## START

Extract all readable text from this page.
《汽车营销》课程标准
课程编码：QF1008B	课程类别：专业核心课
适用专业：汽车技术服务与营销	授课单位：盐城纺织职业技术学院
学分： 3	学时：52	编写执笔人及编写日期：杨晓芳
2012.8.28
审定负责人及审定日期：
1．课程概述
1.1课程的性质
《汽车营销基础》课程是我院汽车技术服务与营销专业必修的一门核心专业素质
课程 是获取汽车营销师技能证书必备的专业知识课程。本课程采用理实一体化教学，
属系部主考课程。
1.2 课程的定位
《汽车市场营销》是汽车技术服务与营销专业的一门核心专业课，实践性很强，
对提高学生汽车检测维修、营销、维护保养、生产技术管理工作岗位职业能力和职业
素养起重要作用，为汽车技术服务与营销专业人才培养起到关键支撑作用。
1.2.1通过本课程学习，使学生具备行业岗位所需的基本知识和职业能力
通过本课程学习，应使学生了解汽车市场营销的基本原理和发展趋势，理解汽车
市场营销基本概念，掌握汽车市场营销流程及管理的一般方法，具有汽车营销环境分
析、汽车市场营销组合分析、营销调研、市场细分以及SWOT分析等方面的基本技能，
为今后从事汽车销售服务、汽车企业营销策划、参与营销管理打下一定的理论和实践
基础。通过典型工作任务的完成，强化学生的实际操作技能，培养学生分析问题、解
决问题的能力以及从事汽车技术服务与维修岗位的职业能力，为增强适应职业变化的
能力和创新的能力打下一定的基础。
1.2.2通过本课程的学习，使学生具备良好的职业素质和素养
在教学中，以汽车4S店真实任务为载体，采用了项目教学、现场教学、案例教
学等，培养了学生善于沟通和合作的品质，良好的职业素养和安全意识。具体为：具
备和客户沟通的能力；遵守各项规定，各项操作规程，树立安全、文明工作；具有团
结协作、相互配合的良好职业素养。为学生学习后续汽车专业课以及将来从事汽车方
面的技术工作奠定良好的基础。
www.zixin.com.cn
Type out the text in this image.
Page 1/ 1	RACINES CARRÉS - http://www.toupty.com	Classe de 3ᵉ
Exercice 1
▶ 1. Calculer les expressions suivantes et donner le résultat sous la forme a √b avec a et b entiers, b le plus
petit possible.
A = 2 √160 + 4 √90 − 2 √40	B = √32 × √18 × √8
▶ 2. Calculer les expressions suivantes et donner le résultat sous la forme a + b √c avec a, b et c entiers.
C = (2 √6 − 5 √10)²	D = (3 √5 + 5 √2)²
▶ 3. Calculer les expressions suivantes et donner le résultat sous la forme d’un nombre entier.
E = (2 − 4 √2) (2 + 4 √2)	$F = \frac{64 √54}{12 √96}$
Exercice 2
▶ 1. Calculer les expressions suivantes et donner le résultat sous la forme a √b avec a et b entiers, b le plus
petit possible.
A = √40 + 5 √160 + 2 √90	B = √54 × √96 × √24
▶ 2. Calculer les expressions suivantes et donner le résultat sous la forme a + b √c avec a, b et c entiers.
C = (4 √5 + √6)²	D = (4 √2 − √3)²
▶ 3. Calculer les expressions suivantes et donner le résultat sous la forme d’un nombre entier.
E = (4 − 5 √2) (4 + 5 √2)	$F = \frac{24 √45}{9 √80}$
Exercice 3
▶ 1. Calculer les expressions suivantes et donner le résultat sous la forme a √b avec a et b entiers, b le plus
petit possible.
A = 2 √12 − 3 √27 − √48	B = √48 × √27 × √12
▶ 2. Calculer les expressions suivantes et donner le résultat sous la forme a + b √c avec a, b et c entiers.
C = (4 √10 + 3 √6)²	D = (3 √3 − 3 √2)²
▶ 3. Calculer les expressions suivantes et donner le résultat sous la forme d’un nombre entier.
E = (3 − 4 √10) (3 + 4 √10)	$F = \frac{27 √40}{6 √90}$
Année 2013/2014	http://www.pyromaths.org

## END

GIVEN PROBLEM =>
Copy each line above that contains the string "text".

FINISHED TASK =>
Extract all readable text from this page.
Type out the text in this image.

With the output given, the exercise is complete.